Task directions — Rewrite the records with every "visibility-icon" switched to "eye-icon", keeping everything else the same.

Material for the task —

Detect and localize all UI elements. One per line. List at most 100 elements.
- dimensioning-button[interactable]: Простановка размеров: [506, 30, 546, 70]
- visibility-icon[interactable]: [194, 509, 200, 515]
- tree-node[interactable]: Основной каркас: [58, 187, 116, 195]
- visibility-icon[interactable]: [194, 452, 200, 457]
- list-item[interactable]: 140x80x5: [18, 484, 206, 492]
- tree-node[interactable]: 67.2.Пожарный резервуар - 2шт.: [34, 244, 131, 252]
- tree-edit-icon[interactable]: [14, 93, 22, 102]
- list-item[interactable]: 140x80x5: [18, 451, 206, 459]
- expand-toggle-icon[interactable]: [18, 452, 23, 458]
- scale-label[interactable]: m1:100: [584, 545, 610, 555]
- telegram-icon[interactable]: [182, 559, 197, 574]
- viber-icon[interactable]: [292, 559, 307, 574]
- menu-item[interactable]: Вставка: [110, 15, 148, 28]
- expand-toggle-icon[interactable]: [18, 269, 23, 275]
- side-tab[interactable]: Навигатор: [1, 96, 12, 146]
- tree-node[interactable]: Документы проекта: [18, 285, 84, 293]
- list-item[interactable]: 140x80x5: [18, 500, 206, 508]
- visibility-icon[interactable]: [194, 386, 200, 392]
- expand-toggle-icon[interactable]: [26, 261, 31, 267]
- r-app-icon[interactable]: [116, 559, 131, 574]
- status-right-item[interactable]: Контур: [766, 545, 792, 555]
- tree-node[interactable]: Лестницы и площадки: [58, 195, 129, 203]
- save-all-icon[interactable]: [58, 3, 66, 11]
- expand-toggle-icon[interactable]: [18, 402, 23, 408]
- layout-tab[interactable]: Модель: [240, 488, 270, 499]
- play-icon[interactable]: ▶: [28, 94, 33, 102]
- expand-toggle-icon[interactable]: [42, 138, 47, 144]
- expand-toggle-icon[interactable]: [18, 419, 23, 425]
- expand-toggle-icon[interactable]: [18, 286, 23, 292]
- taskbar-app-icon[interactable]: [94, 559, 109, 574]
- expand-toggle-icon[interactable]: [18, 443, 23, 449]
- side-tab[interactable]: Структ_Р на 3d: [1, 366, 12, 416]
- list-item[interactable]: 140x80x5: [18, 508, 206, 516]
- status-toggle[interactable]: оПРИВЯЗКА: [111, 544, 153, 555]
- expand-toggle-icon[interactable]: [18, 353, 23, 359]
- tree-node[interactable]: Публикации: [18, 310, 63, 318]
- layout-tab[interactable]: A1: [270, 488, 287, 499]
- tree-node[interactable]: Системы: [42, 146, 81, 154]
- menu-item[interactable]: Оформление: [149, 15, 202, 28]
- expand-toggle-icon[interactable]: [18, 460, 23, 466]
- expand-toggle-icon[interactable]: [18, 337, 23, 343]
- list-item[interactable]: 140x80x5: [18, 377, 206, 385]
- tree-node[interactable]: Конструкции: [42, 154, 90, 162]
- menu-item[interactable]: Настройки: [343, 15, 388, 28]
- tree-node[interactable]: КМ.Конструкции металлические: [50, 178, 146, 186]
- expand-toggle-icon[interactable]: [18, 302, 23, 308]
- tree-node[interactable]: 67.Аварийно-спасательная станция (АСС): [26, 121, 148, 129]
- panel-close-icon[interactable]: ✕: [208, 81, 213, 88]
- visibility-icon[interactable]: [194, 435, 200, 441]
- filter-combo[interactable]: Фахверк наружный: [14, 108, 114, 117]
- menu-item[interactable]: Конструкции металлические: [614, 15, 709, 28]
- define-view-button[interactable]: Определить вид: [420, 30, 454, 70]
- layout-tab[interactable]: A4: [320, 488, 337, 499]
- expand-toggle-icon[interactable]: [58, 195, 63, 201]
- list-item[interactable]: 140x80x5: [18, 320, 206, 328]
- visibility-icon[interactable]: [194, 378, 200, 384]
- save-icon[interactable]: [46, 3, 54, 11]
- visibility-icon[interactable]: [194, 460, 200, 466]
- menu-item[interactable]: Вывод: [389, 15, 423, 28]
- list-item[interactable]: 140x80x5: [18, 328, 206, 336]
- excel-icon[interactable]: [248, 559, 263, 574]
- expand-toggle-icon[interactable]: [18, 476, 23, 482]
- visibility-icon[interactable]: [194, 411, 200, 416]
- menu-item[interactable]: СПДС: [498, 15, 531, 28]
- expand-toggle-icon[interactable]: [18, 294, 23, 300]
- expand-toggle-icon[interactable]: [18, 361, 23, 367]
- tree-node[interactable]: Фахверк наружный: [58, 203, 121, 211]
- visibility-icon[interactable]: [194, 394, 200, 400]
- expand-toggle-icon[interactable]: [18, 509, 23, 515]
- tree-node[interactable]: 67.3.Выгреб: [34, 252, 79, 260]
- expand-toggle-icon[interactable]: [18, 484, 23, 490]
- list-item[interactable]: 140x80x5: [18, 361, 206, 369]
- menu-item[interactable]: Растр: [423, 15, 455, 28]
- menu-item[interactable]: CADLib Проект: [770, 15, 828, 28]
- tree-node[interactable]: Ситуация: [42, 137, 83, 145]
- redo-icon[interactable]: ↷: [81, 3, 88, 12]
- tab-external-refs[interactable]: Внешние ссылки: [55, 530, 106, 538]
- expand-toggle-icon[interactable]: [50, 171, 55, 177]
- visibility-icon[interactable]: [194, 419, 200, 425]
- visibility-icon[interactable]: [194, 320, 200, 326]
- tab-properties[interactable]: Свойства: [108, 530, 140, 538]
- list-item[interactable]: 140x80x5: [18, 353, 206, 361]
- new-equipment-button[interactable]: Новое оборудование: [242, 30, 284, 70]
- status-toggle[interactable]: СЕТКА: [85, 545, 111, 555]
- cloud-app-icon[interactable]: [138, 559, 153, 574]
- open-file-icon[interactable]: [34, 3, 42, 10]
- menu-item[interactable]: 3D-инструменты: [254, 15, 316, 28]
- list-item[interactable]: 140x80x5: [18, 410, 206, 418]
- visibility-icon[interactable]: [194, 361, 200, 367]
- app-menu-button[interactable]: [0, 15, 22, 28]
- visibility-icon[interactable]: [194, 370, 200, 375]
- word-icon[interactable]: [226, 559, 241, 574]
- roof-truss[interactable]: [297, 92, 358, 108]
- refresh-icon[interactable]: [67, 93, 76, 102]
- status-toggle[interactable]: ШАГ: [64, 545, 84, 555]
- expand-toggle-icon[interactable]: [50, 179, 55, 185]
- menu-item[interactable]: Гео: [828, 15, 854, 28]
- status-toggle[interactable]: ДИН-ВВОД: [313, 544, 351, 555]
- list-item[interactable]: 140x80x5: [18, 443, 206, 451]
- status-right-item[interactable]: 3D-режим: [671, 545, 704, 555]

Exercise solution —
Detect and localize all UI elements. One per line. List at most 100 elements.
- dimensioning-button[interactable]: Простановка размеров: [506, 30, 546, 70]
- eye-icon[interactable]: [194, 509, 200, 515]
- tree-node[interactable]: Основной каркас: [58, 187, 116, 195]
- eye-icon[interactable]: [194, 452, 200, 457]
- list-item[interactable]: 140x80x5: [18, 484, 206, 492]
- tree-node[interactable]: 67.2.Пожарный резервуар - 2шт.: [34, 244, 131, 252]
- tree-edit-icon[interactable]: [14, 93, 22, 102]
- list-item[interactable]: 140x80x5: [18, 451, 206, 459]
- expand-toggle-icon[interactable]: [18, 452, 23, 458]
- scale-label[interactable]: m1:100: [584, 545, 610, 555]
- telegram-icon[interactable]: [182, 559, 197, 574]
- viber-icon[interactable]: [292, 559, 307, 574]
- menu-item[interactable]: Вставка: [110, 15, 148, 28]
- expand-toggle-icon[interactable]: [18, 269, 23, 275]
- side-tab[interactable]: Навигатор: [1, 96, 12, 146]
- tree-node[interactable]: Документы проекта: [18, 285, 84, 293]
- list-item[interactable]: 140x80x5: [18, 500, 206, 508]
- eye-icon[interactable]: [194, 386, 200, 392]
- expand-toggle-icon[interactable]: [26, 261, 31, 267]
- r-app-icon[interactable]: [116, 559, 131, 574]
- status-right-item[interactable]: Контур: [766, 545, 792, 555]
- tree-node[interactable]: Лестницы и площадки: [58, 195, 129, 203]
- save-all-icon[interactable]: [58, 3, 66, 11]
- expand-toggle-icon[interactable]: [18, 402, 23, 408]
- layout-tab[interactable]: Модель: [240, 488, 270, 499]
- play-icon[interactable]: ▶: [28, 94, 33, 102]
- expand-toggle-icon[interactable]: [42, 138, 47, 144]
- expand-toggle-icon[interactable]: [18, 419, 23, 425]
- expand-toggle-icon[interactable]: [18, 286, 23, 292]
- taskbar-app-icon[interactable]: [94, 559, 109, 574]
- expand-toggle-icon[interactable]: [18, 443, 23, 449]
- side-tab[interactable]: Структ_Р на 3d: [1, 366, 12, 416]
- list-item[interactable]: 140x80x5: [18, 508, 206, 516]
- status-toggle[interactable]: оПРИВЯЗКА: [111, 544, 153, 555]
- expand-toggle-icon[interactable]: [18, 353, 23, 359]
- tree-node[interactable]: Публикации: [18, 310, 63, 318]
- layout-tab[interactable]: A1: [270, 488, 287, 499]
- tree-node[interactable]: Системы: [42, 146, 81, 154]
- menu-item[interactable]: Оформление: [149, 15, 202, 28]
- expand-toggle-icon[interactable]: [18, 460, 23, 466]
- expand-toggle-icon[interactable]: [18, 337, 23, 343]
- list-item[interactable]: 140x80x5: [18, 377, 206, 385]
- tree-node[interactable]: Конструкции: [42, 154, 90, 162]
- menu-item[interactable]: Настройки: [343, 15, 388, 28]
- tree-node[interactable]: КМ.Конструкции металлические: [50, 178, 146, 186]
- expand-toggle-icon[interactable]: [18, 302, 23, 308]
- tree-node[interactable]: 67.Аварийно-спасательная станция (АСС): [26, 121, 148, 129]
- panel-close-icon[interactable]: ✕: [208, 81, 213, 88]
- eye-icon[interactable]: [194, 435, 200, 441]
- filter-combo[interactable]: Фахверк наружный: [14, 108, 114, 117]
- menu-item[interactable]: Конструкции металлические: [614, 15, 709, 28]
- define-view-button[interactable]: Определить вид: [420, 30, 454, 70]
- layout-tab[interactable]: A4: [320, 488, 337, 499]
- expand-toggle-icon[interactable]: [58, 195, 63, 201]
- list-item[interactable]: 140x80x5: [18, 320, 206, 328]
- eye-icon[interactable]: [194, 378, 200, 384]
- save-icon[interactable]: [46, 3, 54, 11]
- eye-icon[interactable]: [194, 460, 200, 466]
- menu-item[interactable]: Вывод: [389, 15, 423, 28]
- list-item[interactable]: 140x80x5: [18, 328, 206, 336]
- excel-icon[interactable]: [248, 559, 263, 574]
- expand-toggle-icon[interactable]: [18, 476, 23, 482]
- eye-icon[interactable]: [194, 411, 200, 416]
- menu-item[interactable]: СПДС: [498, 15, 531, 28]
- expand-toggle-icon[interactable]: [18, 294, 23, 300]
- expand-toggle-icon[interactable]: [18, 361, 23, 367]
- tree-node[interactable]: Фахверк наружный: [58, 203, 121, 211]
- eye-icon[interactable]: [194, 394, 200, 400]
- expand-toggle-icon[interactable]: [18, 509, 23, 515]
- tree-node[interactable]: 67.3.Выгреб: [34, 252, 79, 260]
- expand-toggle-icon[interactable]: [18, 484, 23, 490]
- list-item[interactable]: 140x80x5: [18, 361, 206, 369]
- menu-item[interactable]: Растр: [423, 15, 455, 28]
- menu-item[interactable]: CADLib Проект: [770, 15, 828, 28]
- tree-node[interactable]: Ситуация: [42, 137, 83, 145]
- redo-icon[interactable]: ↷: [81, 3, 88, 12]
- tab-external-refs[interactable]: Внешние ссылки: [55, 530, 106, 538]
- expand-toggle-icon[interactable]: [50, 171, 55, 177]
- eye-icon[interactable]: [194, 419, 200, 425]
- eye-icon[interactable]: [194, 320, 200, 326]
- tab-properties[interactable]: Свойства: [108, 530, 140, 538]
- list-item[interactable]: 140x80x5: [18, 353, 206, 361]
- new-equipment-button[interactable]: Новое оборудование: [242, 30, 284, 70]
- status-toggle[interactable]: СЕТКА: [85, 545, 111, 555]
- cloud-app-icon[interactable]: [138, 559, 153, 574]
- open-file-icon[interactable]: [34, 3, 42, 10]
- menu-item[interactable]: 3D-инструменты: [254, 15, 316, 28]
- list-item[interactable]: 140x80x5: [18, 410, 206, 418]
- eye-icon[interactable]: [194, 361, 200, 367]
- app-menu-button[interactable]: [0, 15, 22, 28]
- eye-icon[interactable]: [194, 370, 200, 375]
- word-icon[interactable]: [226, 559, 241, 574]
- roof-truss[interactable]: [297, 92, 358, 108]
- refresh-icon[interactable]: [67, 93, 76, 102]
- status-toggle[interactable]: ШАГ: [64, 545, 84, 555]
- expand-toggle-icon[interactable]: [50, 179, 55, 185]
- menu-item[interactable]: Гео: [828, 15, 854, 28]
- status-toggle[interactable]: ДИН-ВВОД: [313, 544, 351, 555]
- list-item[interactable]: 140x80x5: [18, 443, 206, 451]
- status-right-item[interactable]: 3D-режим: [671, 545, 704, 555]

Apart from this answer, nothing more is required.